┌─ EXTRACTED INFORMATION

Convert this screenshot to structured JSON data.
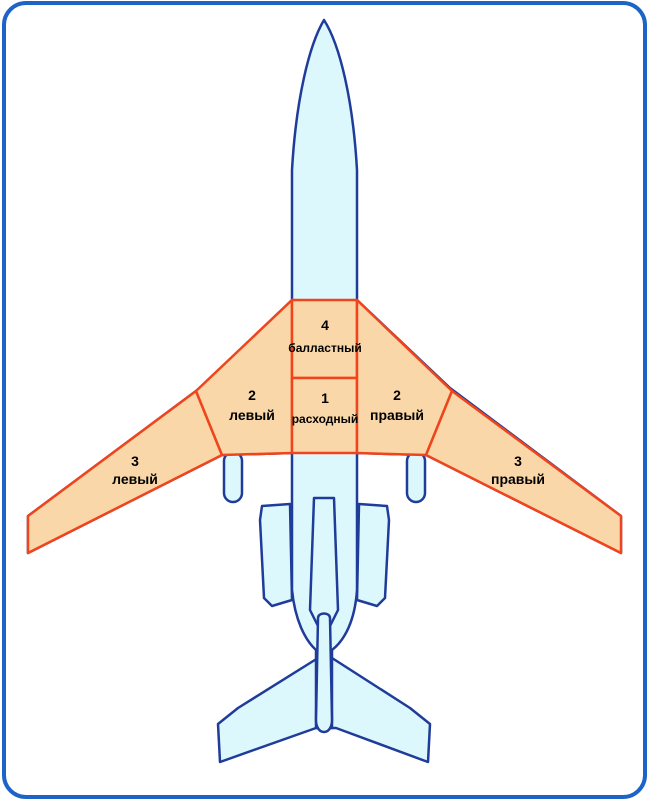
{
  "colors": {
    "frame": "#1E64C8",
    "fuselage_fill": "#DDF8FC",
    "fuselage_stroke": "#1F3C9A",
    "tank_fill": "#FAD7A8",
    "tank_stroke": "#F0441C"
  },
  "tanks": {
    "t4": {
      "number": "4",
      "name": "балластный"
    },
    "t1": {
      "number": "1",
      "name": "расходный"
    },
    "t2_left": {
      "number": "2",
      "name": "левый"
    },
    "t2_right": {
      "number": "2",
      "name": "правый"
    },
    "t3_left": {
      "number": "3",
      "name": "левый"
    },
    "t3_right": {
      "number": "3",
      "name": "правый"
    }
  }
}
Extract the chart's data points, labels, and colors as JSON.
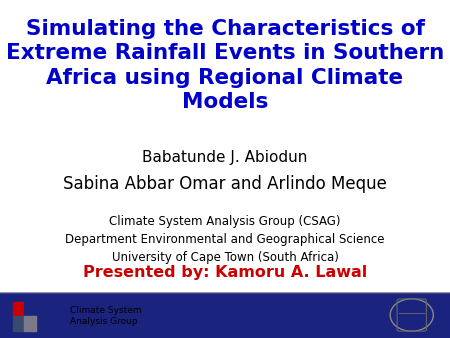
{
  "title_line1": "Simulating the Characteristics of",
  "title_line2": "Extreme Rainfall Events in Southern",
  "title_line3": "Africa using Regional Climate",
  "title_line4": "Models",
  "title_color": "#0000CC",
  "author1": "Babatunde J. Abiodun",
  "author2": "Sabina Abbar Omar and Arlindo Meque",
  "affil1": "Climate System Analysis Group (CSAG)",
  "affil2": "Department Environmental and Geographical Science",
  "affil3": "University of Cape Town (South Africa)",
  "presenter_text": "Presented by: Kamoru A. Lawal",
  "presenter_color": "#CC0000",
  "background_color": "#FFFFFF",
  "footer_bar_color": "#1a237e",
  "footer_accent_color": "#b0b0b0",
  "footer_text": "Climate System\nAnalysis Group",
  "title_fontsize": 15.5,
  "author1_fontsize": 11,
  "author2_fontsize": 12,
  "affil_fontsize": 8.5,
  "presenter_fontsize": 11.5,
  "footer_fontsize": 6.5
}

└─

| PROBLEM REQUIREMENTS |
All of the material above needs to be restated exactly, with no pictures.

| EXERCISE SOLUTION |
Convert this screenshot to structured JSON data.
{
  "colors": {
    "frame": "#1E64C8",
    "fuselage_fill": "#DDF8FC",
    "fuselage_stroke": "#1F3C9A",
    "tank_fill": "#FAD7A8",
    "tank_stroke": "#F0441C"
  },
  "tanks": {
    "t4": {
      "number": "4",
      "name": "балластный"
    },
    "t1": {
      "number": "1",
      "name": "расходный"
    },
    "t2_left": {
      "number": "2",
      "name": "левый"
    },
    "t2_right": {
      "number": "2",
      "name": "правый"
    },
    "t3_left": {
      "number": "3",
      "name": "левый"
    },
    "t3_right": {
      "number": "3",
      "name": "правый"
    }
  }
}
Extract the chart's data points, labels, and colors as JSON.
{
  "title_line1": "Simulating the Characteristics of",
  "title_line2": "Extreme Rainfall Events in Southern",
  "title_line3": "Africa using Regional Climate",
  "title_line4": "Models",
  "title_color": "#0000CC",
  "author1": "Babatunde J. Abiodun",
  "author2": "Sabina Abbar Omar and Arlindo Meque",
  "affil1": "Climate System Analysis Group (CSAG)",
  "affil2": "Department Environmental and Geographical Science",
  "affil3": "University of Cape Town (South Africa)",
  "presenter_text": "Presented by: Kamoru A. Lawal",
  "presenter_color": "#CC0000",
  "background_color": "#FFFFFF",
  "footer_bar_color": "#1a237e",
  "footer_accent_color": "#b0b0b0",
  "footer_text": "Climate System\nAnalysis Group",
  "title_fontsize": 15.5,
  "author1_fontsize": 11,
  "author2_fontsize": 12,
  "affil_fontsize": 8.5,
  "presenter_fontsize": 11.5,
  "footer_fontsize": 6.5
}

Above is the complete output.